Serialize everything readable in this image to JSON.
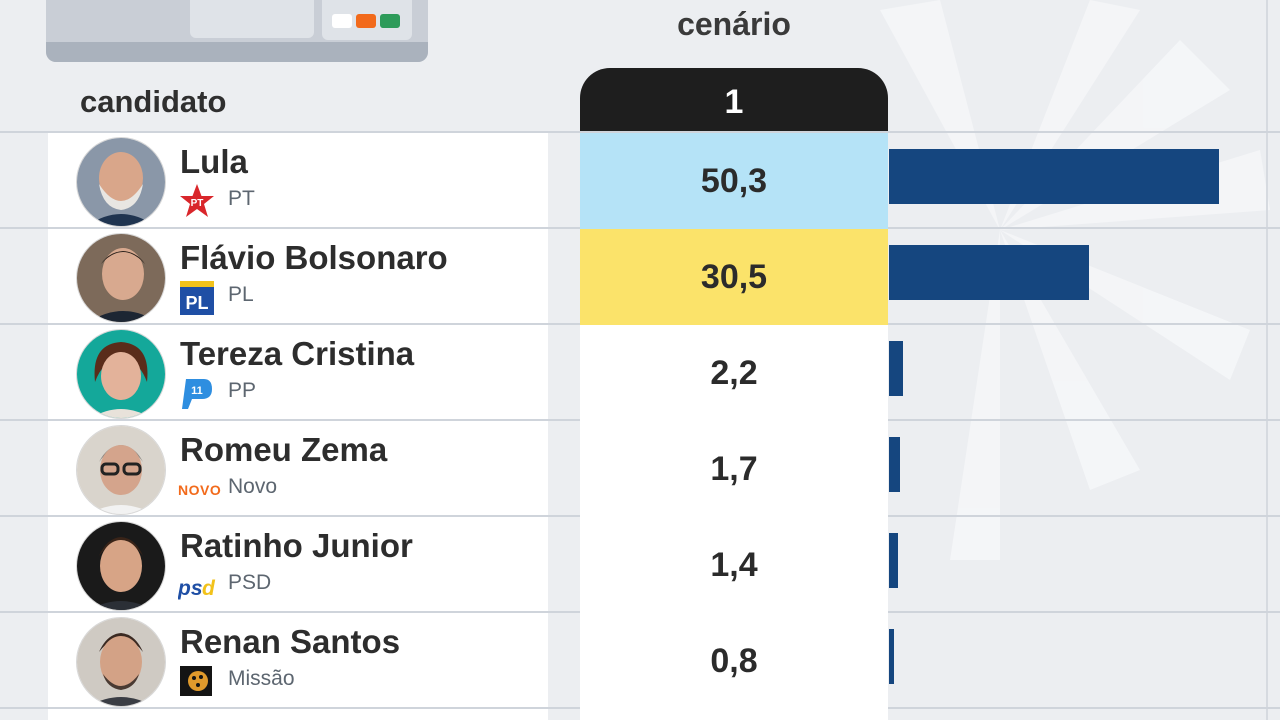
{
  "header": {
    "candidate_label": "candidato",
    "scenario_label": "cenário",
    "scenario_number": "1"
  },
  "colors": {
    "leader_highlight": "#b5e3f7",
    "second_highlight": "#fbe36a",
    "bar": "#15467f"
  },
  "chart_data": {
    "type": "bar",
    "orientation": "horizontal",
    "value_format": "comma_decimal",
    "categories": [
      "Lula",
      "Flávio Bolsonaro",
      "Tereza Cristina",
      "Romeu Zema",
      "Ratinho Junior",
      "Renan Santos"
    ],
    "values": [
      50.3,
      30.5,
      2.2,
      1.7,
      1.4,
      0.8
    ],
    "value_labels": [
      "50,3",
      "30,5",
      "2,2",
      "1,7",
      "1,4",
      "0,8"
    ],
    "xlim": [
      0,
      50.3
    ]
  },
  "candidates": [
    {
      "name": "Lula",
      "party": "PT",
      "party_icon": "pt-star-logo-icon",
      "value": "50,3"
    },
    {
      "name": "Flávio Bolsonaro",
      "party": "PL",
      "party_icon": "pl-logo-icon",
      "value": "30,5"
    },
    {
      "name": "Tereza Cristina",
      "party": "PP",
      "party_icon": "pp-logo-icon",
      "value": "2,2"
    },
    {
      "name": "Romeu Zema",
      "party": "Novo",
      "party_icon": "novo-logo-icon",
      "value": "1,7"
    },
    {
      "name": "Ratinho Junior",
      "party": "PSD",
      "party_icon": "psd-logo-icon",
      "value": "1,4"
    },
    {
      "name": "Renan Santos",
      "party": "Missão",
      "party_icon": "missao-logo-icon",
      "value": "0,8"
    }
  ]
}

> Goal:
Repeat each record exactly, with the pictures left out.

> Exercise output:
Serialize everything readable in this image to JSON.
{
  "header": {
    "candidate_label": "candidato",
    "scenario_label": "cenário",
    "scenario_number": "1"
  },
  "colors": {
    "leader_highlight": "#b5e3f7",
    "second_highlight": "#fbe36a",
    "bar": "#15467f"
  },
  "chart_data": {
    "type": "bar",
    "orientation": "horizontal",
    "value_format": "comma_decimal",
    "categories": [
      "Lula",
      "Flávio Bolsonaro",
      "Tereza Cristina",
      "Romeu Zema",
      "Ratinho Junior",
      "Renan Santos"
    ],
    "values": [
      50.3,
      30.5,
      2.2,
      1.7,
      1.4,
      0.8
    ],
    "value_labels": [
      "50,3",
      "30,5",
      "2,2",
      "1,7",
      "1,4",
      "0,8"
    ],
    "xlim": [
      0,
      50.3
    ]
  },
  "candidates": [
    {
      "name": "Lula",
      "party": "PT",
      "party_icon": "pt-star-logo-icon",
      "value": "50,3"
    },
    {
      "name": "Flávio Bolsonaro",
      "party": "PL",
      "party_icon": "pl-logo-icon",
      "value": "30,5"
    },
    {
      "name": "Tereza Cristina",
      "party": "PP",
      "party_icon": "pp-logo-icon",
      "value": "2,2"
    },
    {
      "name": "Romeu Zema",
      "party": "Novo",
      "party_icon": "novo-logo-icon",
      "value": "1,7"
    },
    {
      "name": "Ratinho Junior",
      "party": "PSD",
      "party_icon": "psd-logo-icon",
      "value": "1,4"
    },
    {
      "name": "Renan Santos",
      "party": "Missão",
      "party_icon": "missao-logo-icon",
      "value": "0,8"
    }
  ]
}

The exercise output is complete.